**Problem to solve**
Repeat each entry in full, exactly.

**Recorded information**

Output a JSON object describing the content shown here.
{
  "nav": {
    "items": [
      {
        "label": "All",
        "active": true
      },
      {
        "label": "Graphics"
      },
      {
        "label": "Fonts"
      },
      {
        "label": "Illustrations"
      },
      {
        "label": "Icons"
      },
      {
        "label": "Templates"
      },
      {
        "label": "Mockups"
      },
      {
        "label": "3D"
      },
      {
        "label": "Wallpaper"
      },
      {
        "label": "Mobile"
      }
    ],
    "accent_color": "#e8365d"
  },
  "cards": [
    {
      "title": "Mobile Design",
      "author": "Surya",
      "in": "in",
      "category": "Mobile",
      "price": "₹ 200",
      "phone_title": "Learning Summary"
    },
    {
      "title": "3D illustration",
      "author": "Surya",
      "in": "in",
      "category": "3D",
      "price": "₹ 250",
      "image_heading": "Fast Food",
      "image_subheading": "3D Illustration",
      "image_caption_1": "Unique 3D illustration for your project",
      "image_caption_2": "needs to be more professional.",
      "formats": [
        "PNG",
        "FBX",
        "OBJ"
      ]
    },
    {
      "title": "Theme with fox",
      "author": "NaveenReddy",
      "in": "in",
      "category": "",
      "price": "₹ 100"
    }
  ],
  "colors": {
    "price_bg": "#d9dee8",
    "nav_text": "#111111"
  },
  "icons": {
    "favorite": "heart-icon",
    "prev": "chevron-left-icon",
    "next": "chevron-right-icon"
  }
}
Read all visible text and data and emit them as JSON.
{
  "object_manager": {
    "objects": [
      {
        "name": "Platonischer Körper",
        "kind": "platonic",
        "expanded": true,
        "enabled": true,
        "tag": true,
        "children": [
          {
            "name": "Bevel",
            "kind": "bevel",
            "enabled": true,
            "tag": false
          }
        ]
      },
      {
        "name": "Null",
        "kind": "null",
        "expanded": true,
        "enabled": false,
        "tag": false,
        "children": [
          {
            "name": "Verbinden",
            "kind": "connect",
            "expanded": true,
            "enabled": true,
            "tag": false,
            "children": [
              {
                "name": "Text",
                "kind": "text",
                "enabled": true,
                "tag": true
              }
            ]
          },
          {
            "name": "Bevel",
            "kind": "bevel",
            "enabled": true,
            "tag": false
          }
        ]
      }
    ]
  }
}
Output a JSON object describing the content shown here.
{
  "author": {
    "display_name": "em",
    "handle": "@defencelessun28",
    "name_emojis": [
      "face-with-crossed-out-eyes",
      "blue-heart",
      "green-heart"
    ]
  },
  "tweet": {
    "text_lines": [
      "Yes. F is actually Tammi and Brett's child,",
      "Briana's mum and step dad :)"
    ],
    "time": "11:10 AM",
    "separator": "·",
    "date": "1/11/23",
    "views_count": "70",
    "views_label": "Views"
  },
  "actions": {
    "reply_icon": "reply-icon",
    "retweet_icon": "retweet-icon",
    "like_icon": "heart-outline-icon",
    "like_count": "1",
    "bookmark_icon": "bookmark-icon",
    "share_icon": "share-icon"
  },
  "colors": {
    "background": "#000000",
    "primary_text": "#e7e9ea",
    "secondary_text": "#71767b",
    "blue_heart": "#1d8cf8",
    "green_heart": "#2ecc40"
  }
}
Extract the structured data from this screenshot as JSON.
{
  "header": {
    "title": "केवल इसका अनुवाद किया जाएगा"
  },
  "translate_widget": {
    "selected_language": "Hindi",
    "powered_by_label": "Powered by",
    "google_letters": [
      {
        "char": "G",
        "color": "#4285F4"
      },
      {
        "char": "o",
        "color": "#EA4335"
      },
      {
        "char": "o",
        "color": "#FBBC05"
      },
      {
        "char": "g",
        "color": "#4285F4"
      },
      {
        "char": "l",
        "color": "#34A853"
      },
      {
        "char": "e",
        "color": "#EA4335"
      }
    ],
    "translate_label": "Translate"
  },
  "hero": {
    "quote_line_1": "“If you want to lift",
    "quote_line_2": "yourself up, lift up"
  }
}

**Answer to this problem**
Output a JSON object describing the content shown here.
{
  "nav": {
    "items": [
      {
        "label": "All",
        "active": true
      },
      {
        "label": "Graphics"
      },
      {
        "label": "Fonts"
      },
      {
        "label": "Illustrations"
      },
      {
        "label": "Icons"
      },
      {
        "label": "Templates"
      },
      {
        "label": "Mockups"
      },
      {
        "label": "3D"
      },
      {
        "label": "Wallpaper"
      },
      {
        "label": "Mobile"
      }
    ],
    "accent_color": "#e8365d"
  },
  "cards": [
    {
      "title": "Mobile Design",
      "author": "Surya",
      "in": "in",
      "category": "Mobile",
      "price": "₹ 200",
      "phone_title": "Learning Summary"
    },
    {
      "title": "3D illustration",
      "author": "Surya",
      "in": "in",
      "category": "3D",
      "price": "₹ 250",
      "image_heading": "Fast Food",
      "image_subheading": "3D Illustration",
      "image_caption_1": "Unique 3D illustration for your project",
      "image_caption_2": "needs to be more professional.",
      "formats": [
        "PNG",
        "FBX",
        "OBJ"
      ]
    },
    {
      "title": "Theme with fox",
      "author": "NaveenReddy",
      "in": "in",
      "category": "",
      "price": "₹ 100"
    }
  ],
  "colors": {
    "price_bg": "#d9dee8",
    "nav_text": "#111111"
  },
  "icons": {
    "favorite": "heart-icon",
    "prev": "chevron-left-icon",
    "next": "chevron-right-icon"
  }
}
Read all visible text and data and emit them as JSON.
{
  "object_manager": {
    "objects": [
      {
        "name": "Platonischer Körper",
        "kind": "platonic",
        "expanded": true,
        "enabled": true,
        "tag": true,
        "children": [
          {
            "name": "Bevel",
            "kind": "bevel",
            "enabled": true,
            "tag": false
          }
        ]
      },
      {
        "name": "Null",
        "kind": "null",
        "expanded": true,
        "enabled": false,
        "tag": false,
        "children": [
          {
            "name": "Verbinden",
            "kind": "connect",
            "expanded": true,
            "enabled": true,
            "tag": false,
            "children": [
              {
                "name": "Text",
                "kind": "text",
                "enabled": true,
                "tag": true
              }
            ]
          },
          {
            "name": "Bevel",
            "kind": "bevel",
            "enabled": true,
            "tag": false
          }
        ]
      }
    ]
  }
}
Output a JSON object describing the content shown here.
{
  "author": {
    "display_name": "em",
    "handle": "@defencelessun28",
    "name_emojis": [
      "face-with-crossed-out-eyes",
      "blue-heart",
      "green-heart"
    ]
  },
  "tweet": {
    "text_lines": [
      "Yes. F is actually Tammi and Brett's child,",
      "Briana's mum and step dad :)"
    ],
    "time": "11:10 AM",
    "separator": "·",
    "date": "1/11/23",
    "views_count": "70",
    "views_label": "Views"
  },
  "actions": {
    "reply_icon": "reply-icon",
    "retweet_icon": "retweet-icon",
    "like_icon": "heart-outline-icon",
    "like_count": "1",
    "bookmark_icon": "bookmark-icon",
    "share_icon": "share-icon"
  },
  "colors": {
    "background": "#000000",
    "primary_text": "#e7e9ea",
    "secondary_text": "#71767b",
    "blue_heart": "#1d8cf8",
    "green_heart": "#2ecc40"
  }
}
Extract the structured data from this screenshot as JSON.
{
  "header": {
    "title": "केवल इसका अनुवाद किया जाएगा"
  },
  "translate_widget": {
    "selected_language": "Hindi",
    "powered_by_label": "Powered by",
    "google_letters": [
      {
        "char": "G",
        "color": "#4285F4"
      },
      {
        "char": "o",
        "color": "#EA4335"
      },
      {
        "char": "o",
        "color": "#FBBC05"
      },
      {
        "char": "g",
        "color": "#4285F4"
      },
      {
        "char": "l",
        "color": "#34A853"
      },
      {
        "char": "e",
        "color": "#EA4335"
      }
    ],
    "translate_label": "Translate"
  },
  "hero": {
    "quote_line_1": "“If you want to lift",
    "quote_line_2": "yourself up, lift up"
  }
}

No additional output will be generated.